* begin *

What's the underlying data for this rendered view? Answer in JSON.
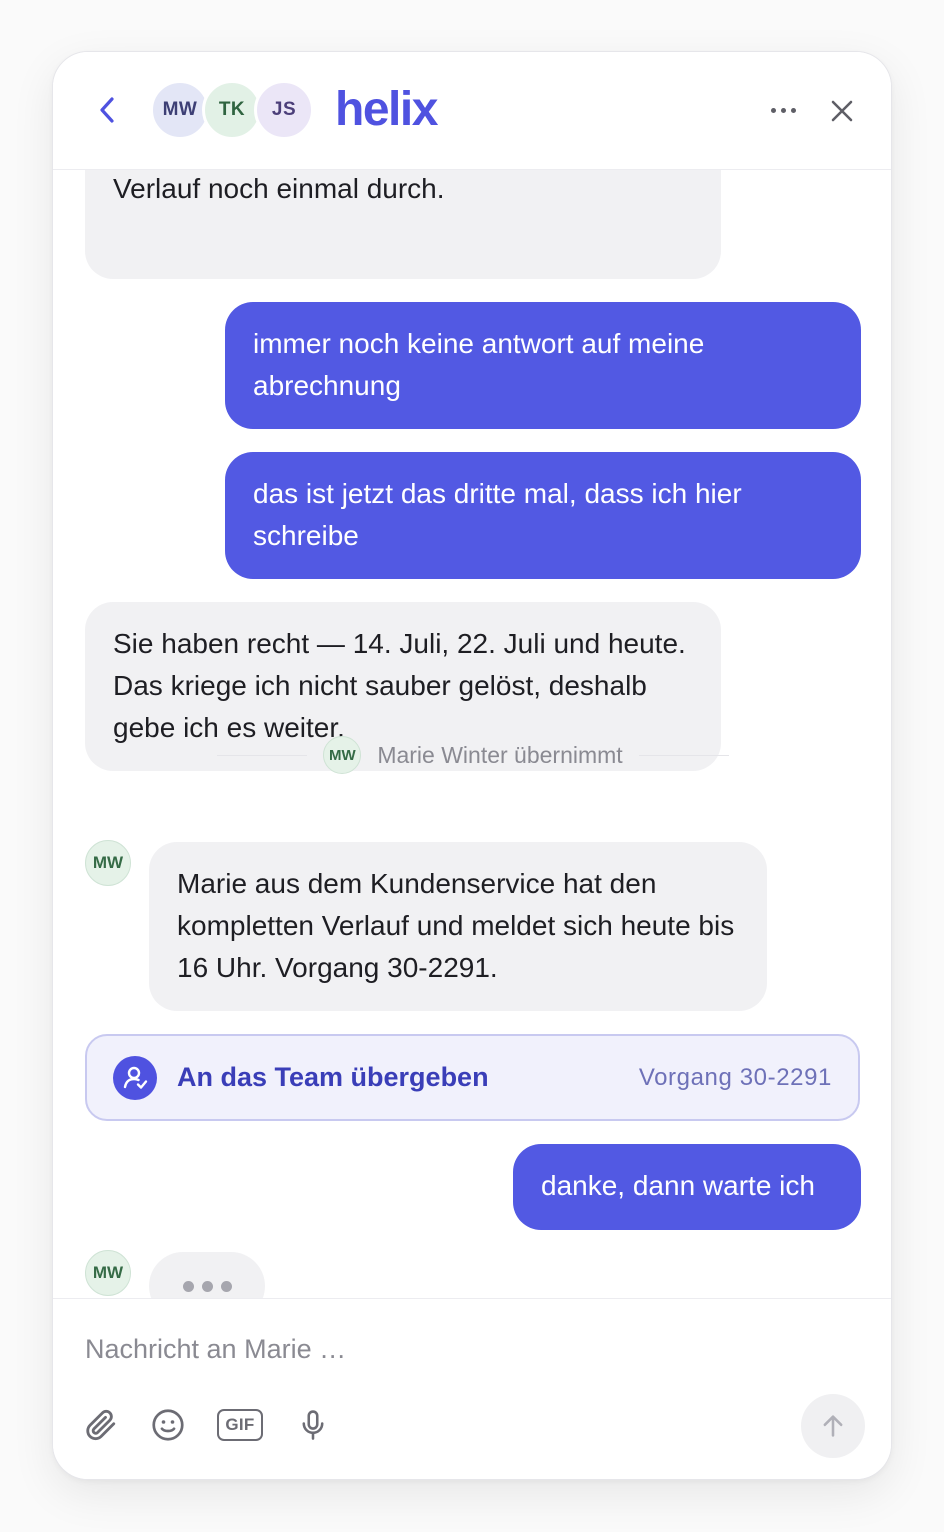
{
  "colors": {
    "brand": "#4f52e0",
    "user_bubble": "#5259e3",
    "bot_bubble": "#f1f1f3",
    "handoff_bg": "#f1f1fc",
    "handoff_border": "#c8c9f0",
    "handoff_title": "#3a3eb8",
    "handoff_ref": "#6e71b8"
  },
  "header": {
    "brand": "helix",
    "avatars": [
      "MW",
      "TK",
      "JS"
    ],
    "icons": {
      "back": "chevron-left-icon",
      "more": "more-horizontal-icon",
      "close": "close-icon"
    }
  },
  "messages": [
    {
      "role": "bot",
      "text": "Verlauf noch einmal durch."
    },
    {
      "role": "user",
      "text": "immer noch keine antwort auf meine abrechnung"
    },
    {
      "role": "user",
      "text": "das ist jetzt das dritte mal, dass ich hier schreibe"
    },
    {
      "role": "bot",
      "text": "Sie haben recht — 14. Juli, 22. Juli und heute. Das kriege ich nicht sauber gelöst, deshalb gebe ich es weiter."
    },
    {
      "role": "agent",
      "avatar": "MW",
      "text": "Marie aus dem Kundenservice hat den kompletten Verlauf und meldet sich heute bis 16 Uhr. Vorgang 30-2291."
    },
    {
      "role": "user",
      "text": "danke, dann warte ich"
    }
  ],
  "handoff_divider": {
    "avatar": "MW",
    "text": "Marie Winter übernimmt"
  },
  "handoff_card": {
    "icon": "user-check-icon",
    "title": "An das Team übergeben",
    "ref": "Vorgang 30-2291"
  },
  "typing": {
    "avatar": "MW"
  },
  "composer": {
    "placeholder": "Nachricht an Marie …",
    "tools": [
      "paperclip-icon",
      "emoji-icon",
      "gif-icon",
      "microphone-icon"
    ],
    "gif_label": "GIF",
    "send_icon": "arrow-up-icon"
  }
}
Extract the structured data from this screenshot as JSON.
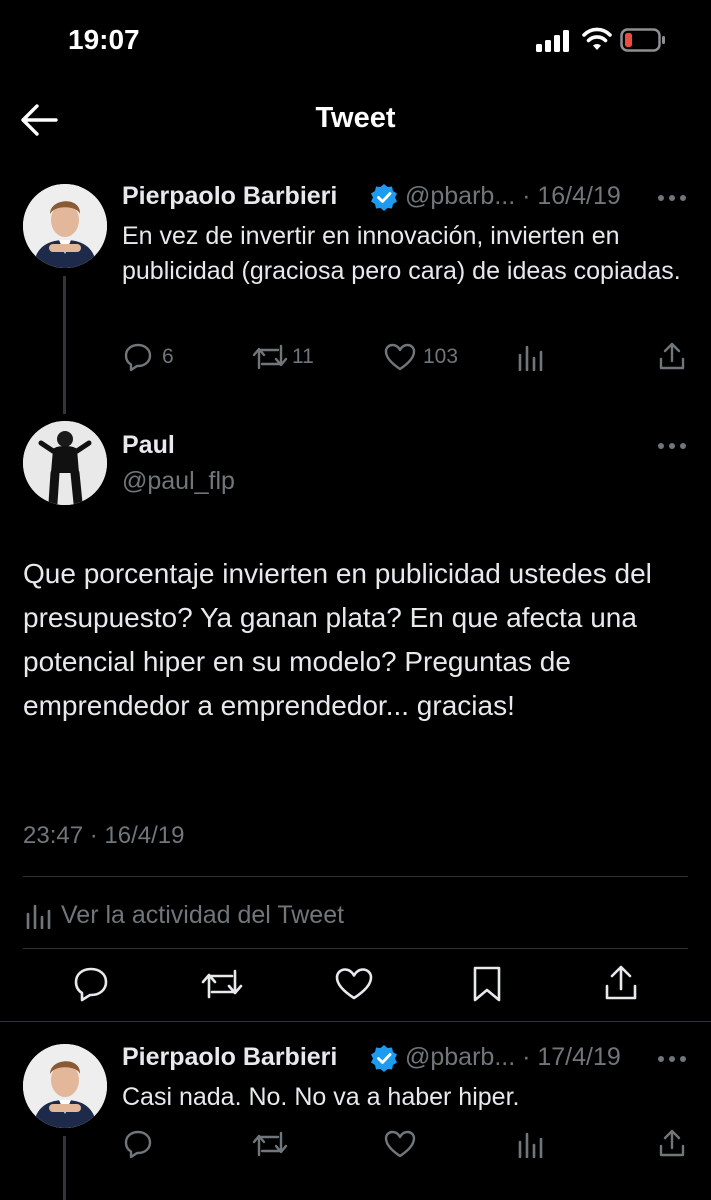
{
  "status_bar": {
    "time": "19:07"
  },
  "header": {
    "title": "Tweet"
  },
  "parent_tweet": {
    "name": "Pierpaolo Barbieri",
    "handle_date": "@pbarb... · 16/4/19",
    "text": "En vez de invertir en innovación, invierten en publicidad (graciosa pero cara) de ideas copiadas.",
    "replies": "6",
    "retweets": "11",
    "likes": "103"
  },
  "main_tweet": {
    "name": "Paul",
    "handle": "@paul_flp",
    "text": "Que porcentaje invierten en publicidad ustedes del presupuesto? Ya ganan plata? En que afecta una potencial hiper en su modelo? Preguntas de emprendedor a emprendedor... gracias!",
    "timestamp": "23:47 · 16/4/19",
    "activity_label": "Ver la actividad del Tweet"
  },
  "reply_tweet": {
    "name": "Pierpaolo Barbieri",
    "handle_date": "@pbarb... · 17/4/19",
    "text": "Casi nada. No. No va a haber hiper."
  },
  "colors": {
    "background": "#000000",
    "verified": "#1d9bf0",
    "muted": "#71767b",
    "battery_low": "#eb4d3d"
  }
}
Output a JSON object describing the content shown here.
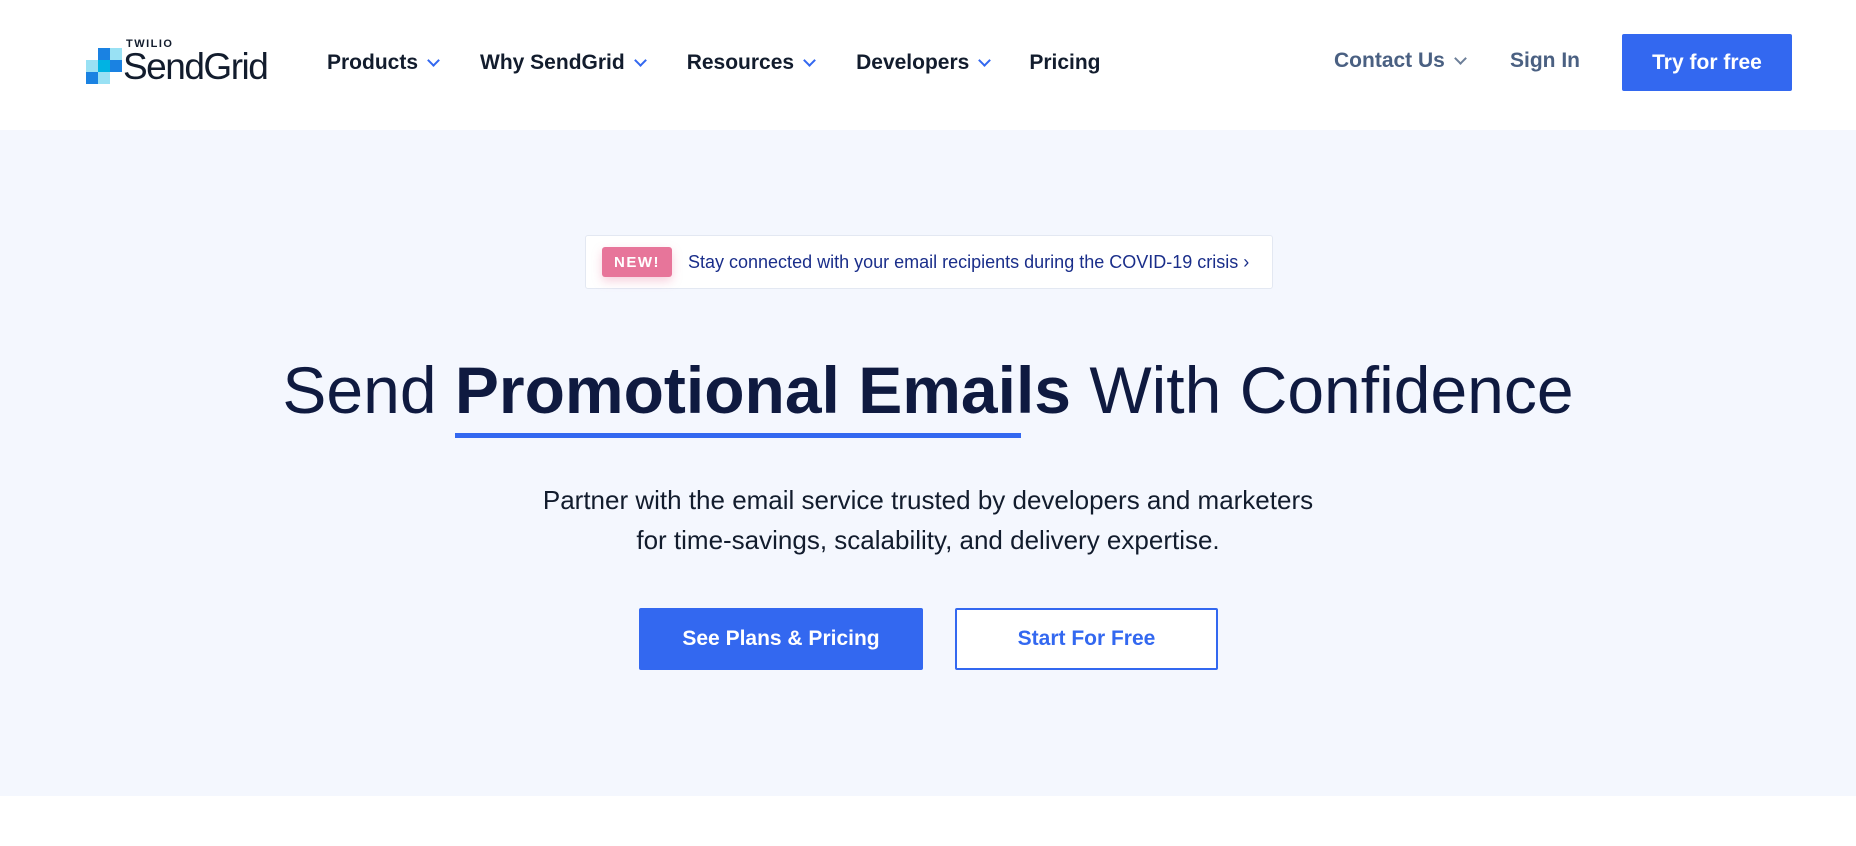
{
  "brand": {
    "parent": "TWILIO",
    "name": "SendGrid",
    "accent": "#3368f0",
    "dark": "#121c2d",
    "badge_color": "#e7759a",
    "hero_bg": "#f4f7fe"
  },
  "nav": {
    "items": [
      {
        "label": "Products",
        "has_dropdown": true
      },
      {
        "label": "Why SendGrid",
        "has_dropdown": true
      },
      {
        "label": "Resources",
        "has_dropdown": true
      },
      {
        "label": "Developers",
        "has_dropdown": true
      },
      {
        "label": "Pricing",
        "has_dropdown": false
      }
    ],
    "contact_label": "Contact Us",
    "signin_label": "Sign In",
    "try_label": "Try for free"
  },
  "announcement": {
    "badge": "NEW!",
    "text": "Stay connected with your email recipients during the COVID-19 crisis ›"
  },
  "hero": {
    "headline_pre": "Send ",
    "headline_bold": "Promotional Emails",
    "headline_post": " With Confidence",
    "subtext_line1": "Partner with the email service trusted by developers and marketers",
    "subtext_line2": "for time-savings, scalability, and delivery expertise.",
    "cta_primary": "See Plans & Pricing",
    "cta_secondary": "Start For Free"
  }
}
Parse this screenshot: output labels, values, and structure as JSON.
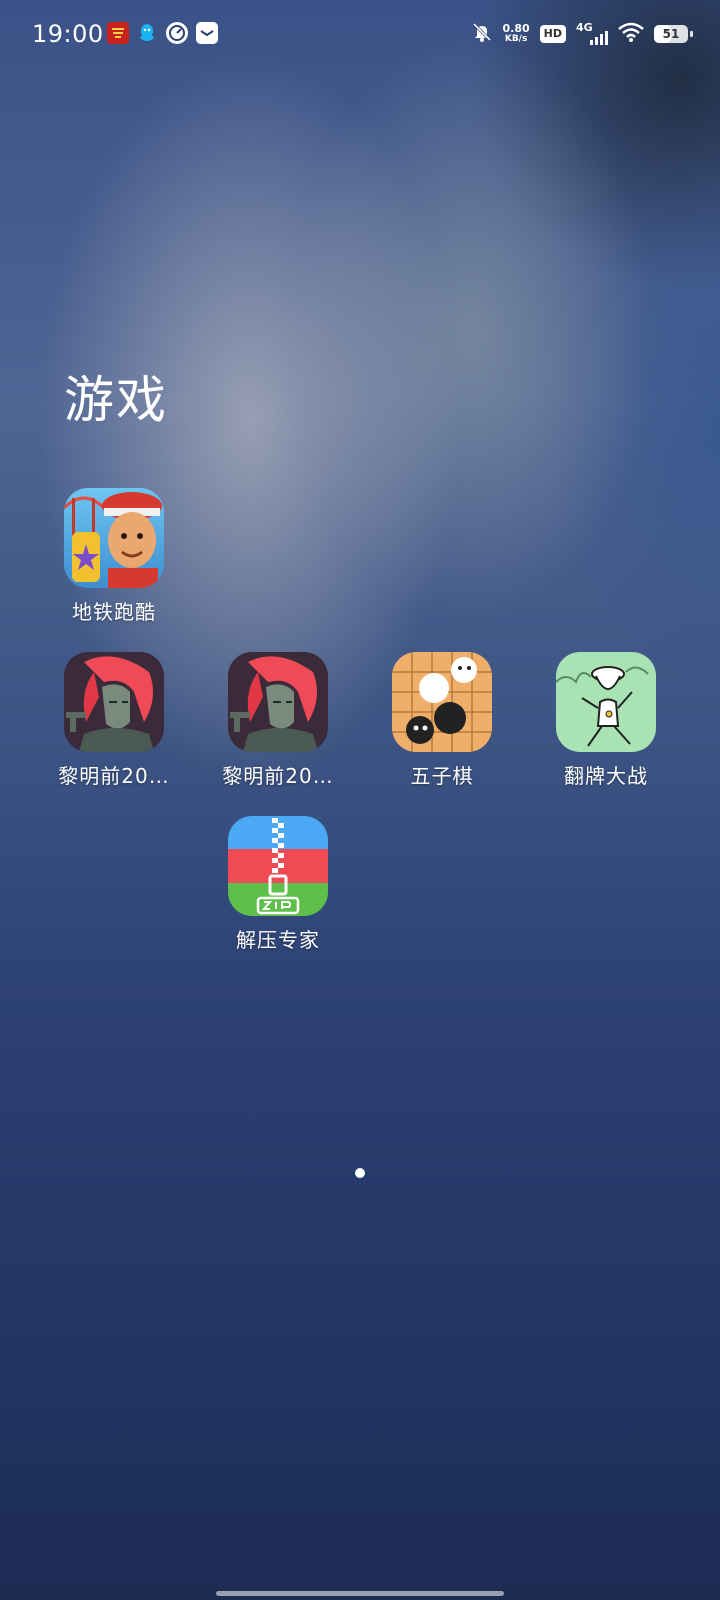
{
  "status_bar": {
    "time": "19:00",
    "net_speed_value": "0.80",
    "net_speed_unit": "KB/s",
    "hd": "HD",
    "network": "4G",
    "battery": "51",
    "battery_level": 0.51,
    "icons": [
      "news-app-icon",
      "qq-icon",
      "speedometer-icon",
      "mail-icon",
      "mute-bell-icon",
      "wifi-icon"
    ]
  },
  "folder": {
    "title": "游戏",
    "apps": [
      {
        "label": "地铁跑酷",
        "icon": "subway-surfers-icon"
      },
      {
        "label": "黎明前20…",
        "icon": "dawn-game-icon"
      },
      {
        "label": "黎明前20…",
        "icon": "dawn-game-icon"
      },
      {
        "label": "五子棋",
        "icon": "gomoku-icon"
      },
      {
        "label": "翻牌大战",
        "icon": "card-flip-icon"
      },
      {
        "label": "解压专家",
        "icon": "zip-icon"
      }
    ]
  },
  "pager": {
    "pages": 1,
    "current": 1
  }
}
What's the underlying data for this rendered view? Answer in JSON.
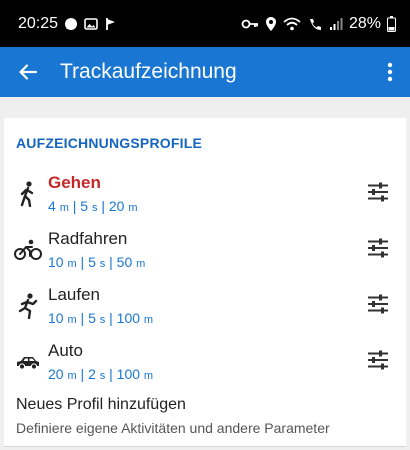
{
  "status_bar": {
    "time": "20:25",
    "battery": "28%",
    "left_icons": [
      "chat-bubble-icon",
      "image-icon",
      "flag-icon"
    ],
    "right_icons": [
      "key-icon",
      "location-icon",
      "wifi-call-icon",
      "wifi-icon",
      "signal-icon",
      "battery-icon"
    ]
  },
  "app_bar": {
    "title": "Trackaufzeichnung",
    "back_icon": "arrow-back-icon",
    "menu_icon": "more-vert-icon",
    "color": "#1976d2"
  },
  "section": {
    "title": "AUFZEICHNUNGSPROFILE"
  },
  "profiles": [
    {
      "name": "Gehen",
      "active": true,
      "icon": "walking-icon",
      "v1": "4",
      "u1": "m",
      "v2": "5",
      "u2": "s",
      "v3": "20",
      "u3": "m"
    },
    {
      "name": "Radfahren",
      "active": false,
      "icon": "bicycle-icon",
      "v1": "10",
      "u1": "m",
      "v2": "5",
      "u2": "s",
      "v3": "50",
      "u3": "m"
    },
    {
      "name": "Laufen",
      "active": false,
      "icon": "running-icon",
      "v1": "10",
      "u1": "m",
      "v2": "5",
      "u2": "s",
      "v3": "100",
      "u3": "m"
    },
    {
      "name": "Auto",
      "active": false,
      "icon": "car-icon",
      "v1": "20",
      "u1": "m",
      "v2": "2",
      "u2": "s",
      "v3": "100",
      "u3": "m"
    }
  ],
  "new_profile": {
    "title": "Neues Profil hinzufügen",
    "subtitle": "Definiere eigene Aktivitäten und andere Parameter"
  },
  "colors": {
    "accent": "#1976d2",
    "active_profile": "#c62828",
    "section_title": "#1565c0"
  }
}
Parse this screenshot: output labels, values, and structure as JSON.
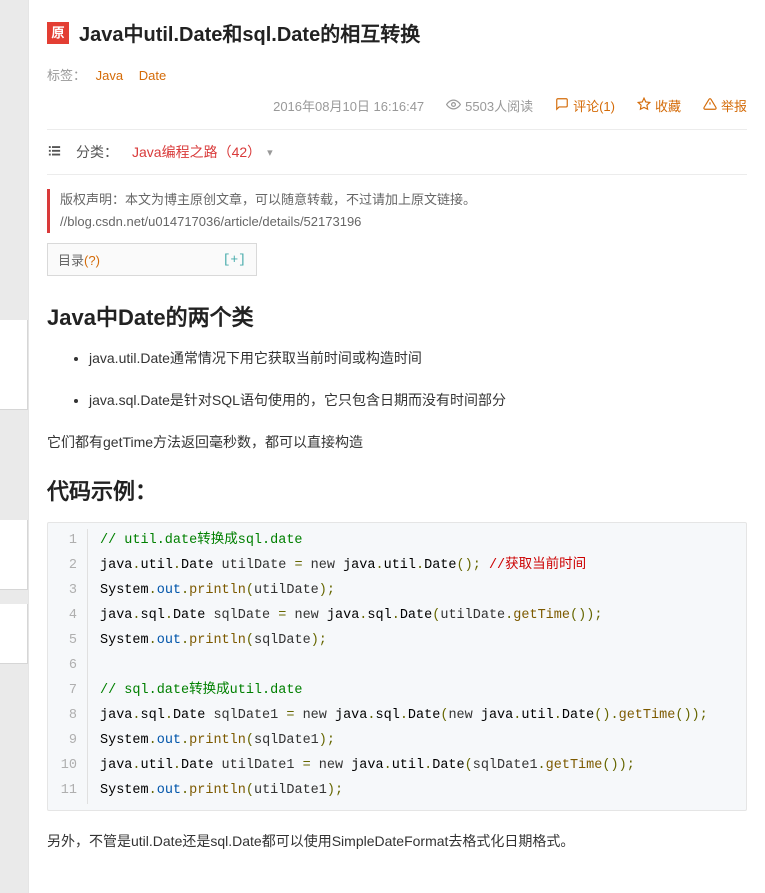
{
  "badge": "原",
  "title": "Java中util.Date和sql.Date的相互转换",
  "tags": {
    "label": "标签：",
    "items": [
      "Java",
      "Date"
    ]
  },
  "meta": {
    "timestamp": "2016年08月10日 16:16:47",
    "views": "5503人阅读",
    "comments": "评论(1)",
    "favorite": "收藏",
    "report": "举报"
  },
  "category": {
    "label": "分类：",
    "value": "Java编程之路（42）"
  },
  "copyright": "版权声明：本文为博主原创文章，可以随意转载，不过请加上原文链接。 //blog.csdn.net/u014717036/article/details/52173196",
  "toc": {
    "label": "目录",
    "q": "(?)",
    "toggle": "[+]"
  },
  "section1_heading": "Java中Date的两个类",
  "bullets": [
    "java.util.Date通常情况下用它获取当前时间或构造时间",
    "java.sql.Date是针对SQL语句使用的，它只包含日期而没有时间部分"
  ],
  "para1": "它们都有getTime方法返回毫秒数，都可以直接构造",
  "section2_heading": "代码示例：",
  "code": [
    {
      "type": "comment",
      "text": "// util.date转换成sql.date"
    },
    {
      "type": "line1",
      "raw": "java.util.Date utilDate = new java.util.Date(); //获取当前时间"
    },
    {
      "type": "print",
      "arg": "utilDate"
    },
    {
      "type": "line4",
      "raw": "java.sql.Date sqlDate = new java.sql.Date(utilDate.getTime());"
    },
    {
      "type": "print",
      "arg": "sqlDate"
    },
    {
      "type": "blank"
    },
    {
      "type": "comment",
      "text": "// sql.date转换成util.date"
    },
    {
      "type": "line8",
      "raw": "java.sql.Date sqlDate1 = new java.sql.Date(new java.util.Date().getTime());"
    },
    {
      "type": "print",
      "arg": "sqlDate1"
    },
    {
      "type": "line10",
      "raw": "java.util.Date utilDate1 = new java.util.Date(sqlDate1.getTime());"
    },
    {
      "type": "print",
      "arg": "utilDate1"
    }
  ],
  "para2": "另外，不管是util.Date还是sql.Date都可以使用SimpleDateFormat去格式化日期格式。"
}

* end *

■ Direction: Return every line containing "pbarb".

■ Result of the exercise:
    "handle_date": "@pbarb... · 16/4/19",
    "handle_date": "@pbarb... · 17/4/19",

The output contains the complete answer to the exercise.